=== Exercise details ===
Find every line in the records below that holds the word "automatiquement" and copy it.

=== Material provided ===

++++

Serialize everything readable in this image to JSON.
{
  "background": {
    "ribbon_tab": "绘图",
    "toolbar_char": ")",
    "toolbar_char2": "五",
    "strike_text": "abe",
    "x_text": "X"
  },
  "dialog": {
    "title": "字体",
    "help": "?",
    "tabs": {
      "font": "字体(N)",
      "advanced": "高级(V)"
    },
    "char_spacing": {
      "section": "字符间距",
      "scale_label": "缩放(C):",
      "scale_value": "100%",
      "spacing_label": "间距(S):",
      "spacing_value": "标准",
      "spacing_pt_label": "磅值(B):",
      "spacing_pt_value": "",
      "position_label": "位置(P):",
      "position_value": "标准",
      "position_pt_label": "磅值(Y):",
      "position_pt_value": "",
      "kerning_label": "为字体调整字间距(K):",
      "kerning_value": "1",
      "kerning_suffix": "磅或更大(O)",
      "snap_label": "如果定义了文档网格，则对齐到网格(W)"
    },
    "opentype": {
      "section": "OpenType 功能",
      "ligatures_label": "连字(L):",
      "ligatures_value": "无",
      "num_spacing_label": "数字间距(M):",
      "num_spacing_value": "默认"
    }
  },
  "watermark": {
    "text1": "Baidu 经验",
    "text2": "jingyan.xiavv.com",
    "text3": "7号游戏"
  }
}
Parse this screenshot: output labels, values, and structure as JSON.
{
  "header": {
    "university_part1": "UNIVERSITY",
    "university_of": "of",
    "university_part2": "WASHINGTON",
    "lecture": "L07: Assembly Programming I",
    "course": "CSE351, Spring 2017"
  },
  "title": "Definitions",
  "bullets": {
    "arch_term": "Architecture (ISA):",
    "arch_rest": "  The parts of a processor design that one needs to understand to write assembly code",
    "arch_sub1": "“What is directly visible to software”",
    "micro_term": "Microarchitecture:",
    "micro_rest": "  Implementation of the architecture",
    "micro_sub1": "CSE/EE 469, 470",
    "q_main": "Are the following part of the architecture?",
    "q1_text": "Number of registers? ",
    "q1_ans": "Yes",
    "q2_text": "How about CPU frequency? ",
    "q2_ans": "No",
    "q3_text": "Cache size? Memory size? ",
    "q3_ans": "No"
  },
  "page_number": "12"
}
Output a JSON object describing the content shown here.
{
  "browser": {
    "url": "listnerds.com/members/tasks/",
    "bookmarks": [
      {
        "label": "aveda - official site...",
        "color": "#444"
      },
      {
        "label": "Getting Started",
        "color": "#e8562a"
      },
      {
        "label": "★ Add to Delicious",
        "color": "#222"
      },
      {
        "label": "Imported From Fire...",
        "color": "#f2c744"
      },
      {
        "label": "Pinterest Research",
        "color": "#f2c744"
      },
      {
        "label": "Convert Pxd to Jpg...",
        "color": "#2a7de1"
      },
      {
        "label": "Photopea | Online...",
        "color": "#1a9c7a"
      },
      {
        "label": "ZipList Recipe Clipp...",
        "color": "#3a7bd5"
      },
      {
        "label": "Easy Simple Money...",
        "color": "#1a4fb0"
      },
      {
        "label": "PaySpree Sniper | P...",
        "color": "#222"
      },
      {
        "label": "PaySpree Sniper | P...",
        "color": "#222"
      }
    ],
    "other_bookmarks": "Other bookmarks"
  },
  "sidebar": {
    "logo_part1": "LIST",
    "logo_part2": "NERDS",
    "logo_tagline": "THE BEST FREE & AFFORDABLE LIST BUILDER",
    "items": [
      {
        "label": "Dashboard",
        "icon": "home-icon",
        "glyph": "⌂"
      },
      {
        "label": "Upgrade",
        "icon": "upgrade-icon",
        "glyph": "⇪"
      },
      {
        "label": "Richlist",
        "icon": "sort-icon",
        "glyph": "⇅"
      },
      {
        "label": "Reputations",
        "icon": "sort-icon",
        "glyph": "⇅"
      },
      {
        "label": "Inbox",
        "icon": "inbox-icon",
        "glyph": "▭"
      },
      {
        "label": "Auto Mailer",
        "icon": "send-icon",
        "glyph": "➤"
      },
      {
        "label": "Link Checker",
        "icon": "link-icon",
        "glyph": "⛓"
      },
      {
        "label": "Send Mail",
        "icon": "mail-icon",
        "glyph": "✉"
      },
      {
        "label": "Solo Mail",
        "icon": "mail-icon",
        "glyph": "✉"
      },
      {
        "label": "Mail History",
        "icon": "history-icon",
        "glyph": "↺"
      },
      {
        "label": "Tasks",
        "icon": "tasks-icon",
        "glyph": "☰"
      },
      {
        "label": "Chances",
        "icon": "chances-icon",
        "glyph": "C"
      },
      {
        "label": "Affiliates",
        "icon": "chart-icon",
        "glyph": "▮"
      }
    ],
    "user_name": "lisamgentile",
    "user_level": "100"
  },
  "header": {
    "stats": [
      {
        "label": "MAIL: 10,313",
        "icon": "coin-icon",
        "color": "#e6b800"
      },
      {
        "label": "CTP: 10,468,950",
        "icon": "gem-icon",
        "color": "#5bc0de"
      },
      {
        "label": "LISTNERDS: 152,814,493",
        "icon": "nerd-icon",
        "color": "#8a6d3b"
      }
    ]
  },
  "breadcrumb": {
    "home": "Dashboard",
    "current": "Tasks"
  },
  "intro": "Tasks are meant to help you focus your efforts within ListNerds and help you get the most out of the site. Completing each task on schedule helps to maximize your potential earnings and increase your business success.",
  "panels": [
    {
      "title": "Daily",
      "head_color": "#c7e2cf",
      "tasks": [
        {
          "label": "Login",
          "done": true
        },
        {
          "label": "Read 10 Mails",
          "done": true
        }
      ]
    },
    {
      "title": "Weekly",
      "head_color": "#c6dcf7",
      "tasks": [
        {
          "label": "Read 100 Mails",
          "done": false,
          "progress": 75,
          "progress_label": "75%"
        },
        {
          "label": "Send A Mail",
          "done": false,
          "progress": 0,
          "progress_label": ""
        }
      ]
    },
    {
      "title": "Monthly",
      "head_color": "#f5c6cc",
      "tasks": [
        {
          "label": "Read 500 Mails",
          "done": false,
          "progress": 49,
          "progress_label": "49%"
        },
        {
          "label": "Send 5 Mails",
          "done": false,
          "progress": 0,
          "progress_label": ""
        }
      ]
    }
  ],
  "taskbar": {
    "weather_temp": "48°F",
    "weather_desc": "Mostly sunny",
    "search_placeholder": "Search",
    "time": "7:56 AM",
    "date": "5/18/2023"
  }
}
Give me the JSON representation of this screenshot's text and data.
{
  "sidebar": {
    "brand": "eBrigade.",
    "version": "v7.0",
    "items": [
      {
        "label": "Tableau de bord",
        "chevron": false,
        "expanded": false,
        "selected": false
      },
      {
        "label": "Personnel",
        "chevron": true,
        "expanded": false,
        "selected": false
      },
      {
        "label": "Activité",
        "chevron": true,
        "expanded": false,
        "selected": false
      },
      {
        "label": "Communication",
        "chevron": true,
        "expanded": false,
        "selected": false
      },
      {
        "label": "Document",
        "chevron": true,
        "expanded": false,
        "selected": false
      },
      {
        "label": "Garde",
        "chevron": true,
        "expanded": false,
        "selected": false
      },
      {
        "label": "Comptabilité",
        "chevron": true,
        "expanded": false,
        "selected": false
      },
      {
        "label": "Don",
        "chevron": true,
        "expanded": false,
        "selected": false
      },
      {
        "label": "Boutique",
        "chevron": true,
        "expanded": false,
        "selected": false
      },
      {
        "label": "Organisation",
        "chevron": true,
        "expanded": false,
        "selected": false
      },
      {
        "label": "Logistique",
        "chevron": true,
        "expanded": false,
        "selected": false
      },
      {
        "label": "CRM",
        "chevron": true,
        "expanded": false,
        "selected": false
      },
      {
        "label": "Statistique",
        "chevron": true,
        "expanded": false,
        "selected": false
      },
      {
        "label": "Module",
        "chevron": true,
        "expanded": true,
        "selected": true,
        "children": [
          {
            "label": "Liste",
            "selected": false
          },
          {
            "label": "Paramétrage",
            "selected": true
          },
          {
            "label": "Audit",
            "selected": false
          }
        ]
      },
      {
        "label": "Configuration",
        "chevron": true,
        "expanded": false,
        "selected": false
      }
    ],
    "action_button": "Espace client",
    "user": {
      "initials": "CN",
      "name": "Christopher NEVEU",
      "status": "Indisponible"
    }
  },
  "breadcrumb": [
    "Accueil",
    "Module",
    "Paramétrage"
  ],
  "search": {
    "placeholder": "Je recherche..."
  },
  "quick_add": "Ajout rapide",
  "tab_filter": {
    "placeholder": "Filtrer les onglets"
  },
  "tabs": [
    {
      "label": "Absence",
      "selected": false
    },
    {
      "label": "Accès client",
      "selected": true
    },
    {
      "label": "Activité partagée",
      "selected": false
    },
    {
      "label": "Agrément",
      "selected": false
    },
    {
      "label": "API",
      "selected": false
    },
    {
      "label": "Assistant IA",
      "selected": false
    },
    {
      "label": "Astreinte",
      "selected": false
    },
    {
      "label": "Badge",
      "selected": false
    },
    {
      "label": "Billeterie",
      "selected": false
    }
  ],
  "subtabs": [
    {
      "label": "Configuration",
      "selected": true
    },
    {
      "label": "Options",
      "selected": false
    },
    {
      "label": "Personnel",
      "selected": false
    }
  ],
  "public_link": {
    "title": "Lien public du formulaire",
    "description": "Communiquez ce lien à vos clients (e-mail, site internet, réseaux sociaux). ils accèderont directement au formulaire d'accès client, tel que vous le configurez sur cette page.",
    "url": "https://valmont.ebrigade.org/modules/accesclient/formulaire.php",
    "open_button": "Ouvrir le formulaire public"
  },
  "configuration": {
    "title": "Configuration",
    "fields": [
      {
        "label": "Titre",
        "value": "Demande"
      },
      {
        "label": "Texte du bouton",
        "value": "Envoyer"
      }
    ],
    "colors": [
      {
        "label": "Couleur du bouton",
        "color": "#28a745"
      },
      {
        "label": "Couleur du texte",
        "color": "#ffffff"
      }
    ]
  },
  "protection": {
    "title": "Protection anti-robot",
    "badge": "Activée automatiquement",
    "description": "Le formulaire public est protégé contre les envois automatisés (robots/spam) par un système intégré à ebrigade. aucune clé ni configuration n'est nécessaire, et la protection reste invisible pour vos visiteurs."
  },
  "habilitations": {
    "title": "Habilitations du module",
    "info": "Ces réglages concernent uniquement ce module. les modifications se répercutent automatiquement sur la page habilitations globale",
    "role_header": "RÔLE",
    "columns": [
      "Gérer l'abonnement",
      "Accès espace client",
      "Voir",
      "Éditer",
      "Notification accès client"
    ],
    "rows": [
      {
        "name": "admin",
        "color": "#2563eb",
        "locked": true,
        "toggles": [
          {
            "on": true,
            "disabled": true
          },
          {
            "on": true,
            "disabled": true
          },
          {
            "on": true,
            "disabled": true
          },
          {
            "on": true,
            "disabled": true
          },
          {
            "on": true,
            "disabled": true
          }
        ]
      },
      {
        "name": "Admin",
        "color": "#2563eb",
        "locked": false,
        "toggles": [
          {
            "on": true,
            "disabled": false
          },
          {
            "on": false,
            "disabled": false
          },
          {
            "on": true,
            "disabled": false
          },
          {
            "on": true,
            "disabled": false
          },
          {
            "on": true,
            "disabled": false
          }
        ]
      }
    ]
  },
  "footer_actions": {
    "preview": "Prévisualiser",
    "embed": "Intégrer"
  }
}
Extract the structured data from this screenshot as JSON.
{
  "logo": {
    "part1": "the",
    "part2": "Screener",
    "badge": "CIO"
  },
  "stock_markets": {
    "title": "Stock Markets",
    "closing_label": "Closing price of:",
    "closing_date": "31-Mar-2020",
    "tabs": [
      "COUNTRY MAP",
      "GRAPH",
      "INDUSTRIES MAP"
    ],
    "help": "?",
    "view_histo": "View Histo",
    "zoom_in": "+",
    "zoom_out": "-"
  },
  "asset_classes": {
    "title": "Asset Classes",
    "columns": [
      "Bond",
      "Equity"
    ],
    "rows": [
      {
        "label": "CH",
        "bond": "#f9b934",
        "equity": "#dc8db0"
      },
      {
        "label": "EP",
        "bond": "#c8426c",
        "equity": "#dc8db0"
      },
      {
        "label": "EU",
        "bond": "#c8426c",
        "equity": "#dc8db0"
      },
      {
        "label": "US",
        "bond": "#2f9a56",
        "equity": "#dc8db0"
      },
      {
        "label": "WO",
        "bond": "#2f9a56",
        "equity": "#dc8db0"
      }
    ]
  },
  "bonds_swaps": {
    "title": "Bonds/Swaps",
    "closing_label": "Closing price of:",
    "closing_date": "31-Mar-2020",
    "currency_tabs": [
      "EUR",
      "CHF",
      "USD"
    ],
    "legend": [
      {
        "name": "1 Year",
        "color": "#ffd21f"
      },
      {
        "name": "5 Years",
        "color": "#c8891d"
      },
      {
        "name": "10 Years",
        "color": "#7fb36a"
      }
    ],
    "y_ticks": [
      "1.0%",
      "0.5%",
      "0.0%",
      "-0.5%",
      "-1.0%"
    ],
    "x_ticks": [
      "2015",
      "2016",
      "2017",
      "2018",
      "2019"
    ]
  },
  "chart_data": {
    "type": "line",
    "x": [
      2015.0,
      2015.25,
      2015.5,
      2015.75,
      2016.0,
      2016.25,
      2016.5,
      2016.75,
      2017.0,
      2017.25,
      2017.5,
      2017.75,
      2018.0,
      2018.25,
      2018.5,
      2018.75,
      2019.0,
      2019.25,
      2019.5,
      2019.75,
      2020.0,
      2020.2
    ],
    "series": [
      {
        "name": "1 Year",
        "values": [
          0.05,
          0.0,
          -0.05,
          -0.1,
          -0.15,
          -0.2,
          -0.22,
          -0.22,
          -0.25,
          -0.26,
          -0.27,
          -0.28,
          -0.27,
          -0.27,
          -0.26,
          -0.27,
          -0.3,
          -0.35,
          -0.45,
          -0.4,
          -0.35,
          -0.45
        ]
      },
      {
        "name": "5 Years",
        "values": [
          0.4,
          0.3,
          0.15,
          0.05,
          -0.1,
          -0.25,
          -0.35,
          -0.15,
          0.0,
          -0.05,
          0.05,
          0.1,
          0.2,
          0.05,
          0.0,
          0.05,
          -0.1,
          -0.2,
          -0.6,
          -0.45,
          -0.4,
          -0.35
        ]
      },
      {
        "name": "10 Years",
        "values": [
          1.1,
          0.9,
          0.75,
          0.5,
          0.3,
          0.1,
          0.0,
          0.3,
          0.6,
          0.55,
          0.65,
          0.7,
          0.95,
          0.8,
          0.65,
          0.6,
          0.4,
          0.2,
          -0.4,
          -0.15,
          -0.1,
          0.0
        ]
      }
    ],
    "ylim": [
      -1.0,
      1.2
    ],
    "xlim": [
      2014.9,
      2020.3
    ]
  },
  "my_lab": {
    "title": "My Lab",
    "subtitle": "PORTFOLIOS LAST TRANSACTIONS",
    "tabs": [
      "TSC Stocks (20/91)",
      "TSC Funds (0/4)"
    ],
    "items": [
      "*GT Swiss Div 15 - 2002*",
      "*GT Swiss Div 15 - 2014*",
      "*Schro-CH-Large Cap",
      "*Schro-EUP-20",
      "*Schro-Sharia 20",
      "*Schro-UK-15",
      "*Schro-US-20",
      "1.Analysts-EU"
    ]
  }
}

++++

=== Task result ===
    "badge": "Activée automatiquement",
    "info": "Ces réglages concernent uniquement ce module. les modifications se répercutent automatiquement sur la page habilitations globale",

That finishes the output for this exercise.